---------- RECORDS FOR THIS EXERCISE ----------

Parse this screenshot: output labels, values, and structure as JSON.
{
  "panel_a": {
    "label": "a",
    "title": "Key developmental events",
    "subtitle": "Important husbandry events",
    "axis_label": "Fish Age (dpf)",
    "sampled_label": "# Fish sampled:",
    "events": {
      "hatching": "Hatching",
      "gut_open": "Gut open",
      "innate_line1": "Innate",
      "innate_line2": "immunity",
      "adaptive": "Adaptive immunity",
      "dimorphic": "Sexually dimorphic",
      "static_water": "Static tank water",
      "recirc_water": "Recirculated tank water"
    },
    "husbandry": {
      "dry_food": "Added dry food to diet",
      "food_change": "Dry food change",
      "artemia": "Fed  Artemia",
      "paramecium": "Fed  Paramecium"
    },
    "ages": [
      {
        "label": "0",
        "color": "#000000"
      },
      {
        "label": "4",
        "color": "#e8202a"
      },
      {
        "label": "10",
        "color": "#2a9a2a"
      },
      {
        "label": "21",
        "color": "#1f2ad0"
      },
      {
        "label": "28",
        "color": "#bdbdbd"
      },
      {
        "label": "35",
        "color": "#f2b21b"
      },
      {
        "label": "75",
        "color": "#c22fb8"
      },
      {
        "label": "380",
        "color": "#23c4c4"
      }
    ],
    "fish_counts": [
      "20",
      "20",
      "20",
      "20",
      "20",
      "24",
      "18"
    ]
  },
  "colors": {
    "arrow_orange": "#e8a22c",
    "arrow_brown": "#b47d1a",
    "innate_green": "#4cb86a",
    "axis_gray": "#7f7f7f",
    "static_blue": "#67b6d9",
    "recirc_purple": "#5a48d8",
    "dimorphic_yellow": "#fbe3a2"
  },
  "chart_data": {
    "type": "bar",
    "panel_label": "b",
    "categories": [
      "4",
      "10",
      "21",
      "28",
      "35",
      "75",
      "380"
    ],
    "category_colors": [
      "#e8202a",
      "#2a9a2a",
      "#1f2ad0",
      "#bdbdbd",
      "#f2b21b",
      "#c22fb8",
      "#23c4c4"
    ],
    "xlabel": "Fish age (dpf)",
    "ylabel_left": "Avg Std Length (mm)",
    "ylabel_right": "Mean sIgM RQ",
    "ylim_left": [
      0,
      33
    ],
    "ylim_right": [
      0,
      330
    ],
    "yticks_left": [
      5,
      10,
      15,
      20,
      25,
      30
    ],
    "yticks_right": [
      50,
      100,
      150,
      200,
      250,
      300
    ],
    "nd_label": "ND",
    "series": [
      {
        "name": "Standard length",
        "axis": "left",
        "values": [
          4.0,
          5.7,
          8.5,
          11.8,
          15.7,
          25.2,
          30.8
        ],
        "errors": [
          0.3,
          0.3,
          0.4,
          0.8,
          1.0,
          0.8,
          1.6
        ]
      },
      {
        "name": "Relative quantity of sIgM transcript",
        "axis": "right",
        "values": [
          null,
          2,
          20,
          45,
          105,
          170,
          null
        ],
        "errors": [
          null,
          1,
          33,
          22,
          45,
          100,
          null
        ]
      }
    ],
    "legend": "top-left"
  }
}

----------

• _WRITTEN EXERCISE_
Look through the data and gather every line with the string "husbandry" in it.

• _ANSWER TO THE TASK_
    "subtitle": "Important husbandry events",
    "husbandry": {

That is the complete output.